### WORK REQUIRED
Every record that follows must be duplicated exactly, with images left out.

### EXTRACTED DATA
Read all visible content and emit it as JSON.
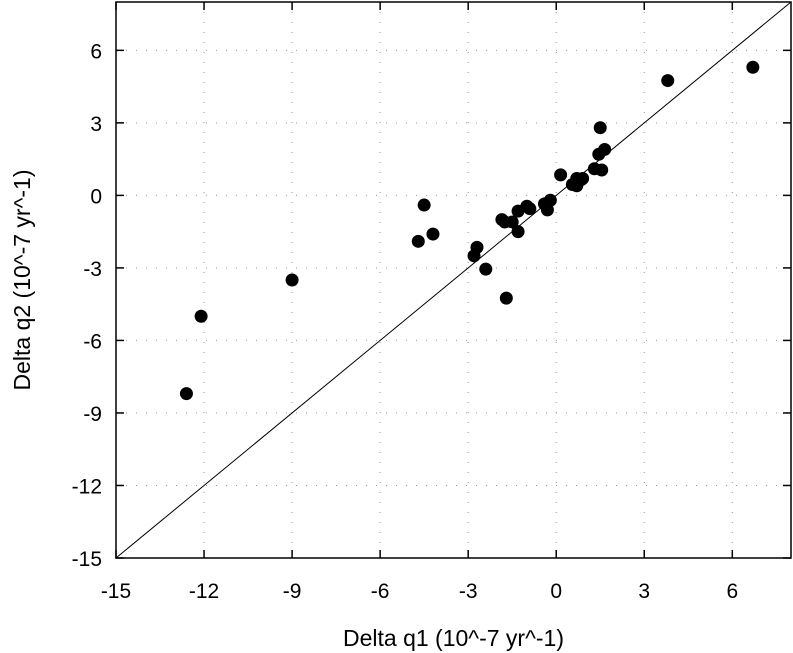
{
  "chart_data": {
    "type": "scatter",
    "xlabel": "Delta q1 (10^-7 yr^-1)",
    "ylabel": "Delta q2 (10^-7 yr^-1)",
    "xlim": [
      -15,
      8
    ],
    "ylim": [
      -15,
      8
    ],
    "xticks": [
      -15,
      -12,
      -9,
      -6,
      -3,
      0,
      3,
      6
    ],
    "yticks": [
      -15,
      -12,
      -9,
      -6,
      -3,
      0,
      3,
      6
    ],
    "xtick_labels": [
      "-15",
      "-12",
      "-9",
      "-6",
      "-3",
      "0",
      "3",
      "6"
    ],
    "ytick_labels": [
      "-15",
      "-12",
      "-9",
      "-6",
      "-3",
      "0",
      "3",
      "6"
    ],
    "grid": "dotted",
    "reference_line": "y = x",
    "marker_color": "#000000",
    "series": [
      {
        "points": [
          [
            -12.6,
            -8.2
          ],
          [
            -12.1,
            -5.0
          ],
          [
            -9.0,
            -3.5
          ],
          [
            -4.7,
            -1.9
          ],
          [
            -4.5,
            -0.4
          ],
          [
            -4.2,
            -1.6
          ],
          [
            -2.8,
            -2.5
          ],
          [
            -2.7,
            -2.15
          ],
          [
            -2.4,
            -3.05
          ],
          [
            -1.7,
            -4.25
          ],
          [
            -1.85,
            -1.0
          ],
          [
            -1.75,
            -1.1
          ],
          [
            -1.5,
            -1.1
          ],
          [
            -1.3,
            -1.5
          ],
          [
            -1.3,
            -0.65
          ],
          [
            -1.0,
            -0.45
          ],
          [
            -0.9,
            -0.55
          ],
          [
            -0.4,
            -0.35
          ],
          [
            -0.3,
            -0.6
          ],
          [
            -0.2,
            -0.2
          ],
          [
            0.15,
            0.85
          ],
          [
            0.55,
            0.45
          ],
          [
            0.7,
            0.4
          ],
          [
            0.7,
            0.7
          ],
          [
            0.85,
            0.65
          ],
          [
            0.9,
            0.7
          ],
          [
            1.3,
            1.1
          ],
          [
            1.45,
            1.7
          ],
          [
            1.5,
            2.8
          ],
          [
            1.55,
            1.05
          ],
          [
            1.65,
            1.9
          ],
          [
            3.8,
            4.75
          ],
          [
            6.7,
            5.3
          ]
        ]
      }
    ]
  }
}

### SOLUTION BELOW
Read all visible content and emit it as JSON.
{
  "chart_data": {
    "type": "scatter",
    "xlabel": "Delta q1 (10^-7 yr^-1)",
    "ylabel": "Delta q2 (10^-7 yr^-1)",
    "xlim": [
      -15,
      8
    ],
    "ylim": [
      -15,
      8
    ],
    "xticks": [
      -15,
      -12,
      -9,
      -6,
      -3,
      0,
      3,
      6
    ],
    "yticks": [
      -15,
      -12,
      -9,
      -6,
      -3,
      0,
      3,
      6
    ],
    "xtick_labels": [
      "-15",
      "-12",
      "-9",
      "-6",
      "-3",
      "0",
      "3",
      "6"
    ],
    "ytick_labels": [
      "-15",
      "-12",
      "-9",
      "-6",
      "-3",
      "0",
      "3",
      "6"
    ],
    "grid": "dotted",
    "reference_line": "y = x",
    "marker_color": "#000000",
    "series": [
      {
        "points": [
          [
            -12.6,
            -8.2
          ],
          [
            -12.1,
            -5.0
          ],
          [
            -9.0,
            -3.5
          ],
          [
            -4.7,
            -1.9
          ],
          [
            -4.5,
            -0.4
          ],
          [
            -4.2,
            -1.6
          ],
          [
            -2.8,
            -2.5
          ],
          [
            -2.7,
            -2.15
          ],
          [
            -2.4,
            -3.05
          ],
          [
            -1.7,
            -4.25
          ],
          [
            -1.85,
            -1.0
          ],
          [
            -1.75,
            -1.1
          ],
          [
            -1.5,
            -1.1
          ],
          [
            -1.3,
            -1.5
          ],
          [
            -1.3,
            -0.65
          ],
          [
            -1.0,
            -0.45
          ],
          [
            -0.9,
            -0.55
          ],
          [
            -0.4,
            -0.35
          ],
          [
            -0.3,
            -0.6
          ],
          [
            -0.2,
            -0.2
          ],
          [
            0.15,
            0.85
          ],
          [
            0.55,
            0.45
          ],
          [
            0.7,
            0.4
          ],
          [
            0.7,
            0.7
          ],
          [
            0.85,
            0.65
          ],
          [
            0.9,
            0.7
          ],
          [
            1.3,
            1.1
          ],
          [
            1.45,
            1.7
          ],
          [
            1.5,
            2.8
          ],
          [
            1.55,
            1.05
          ],
          [
            1.65,
            1.9
          ],
          [
            3.8,
            4.75
          ],
          [
            6.7,
            5.3
          ]
        ]
      }
    ]
  }
}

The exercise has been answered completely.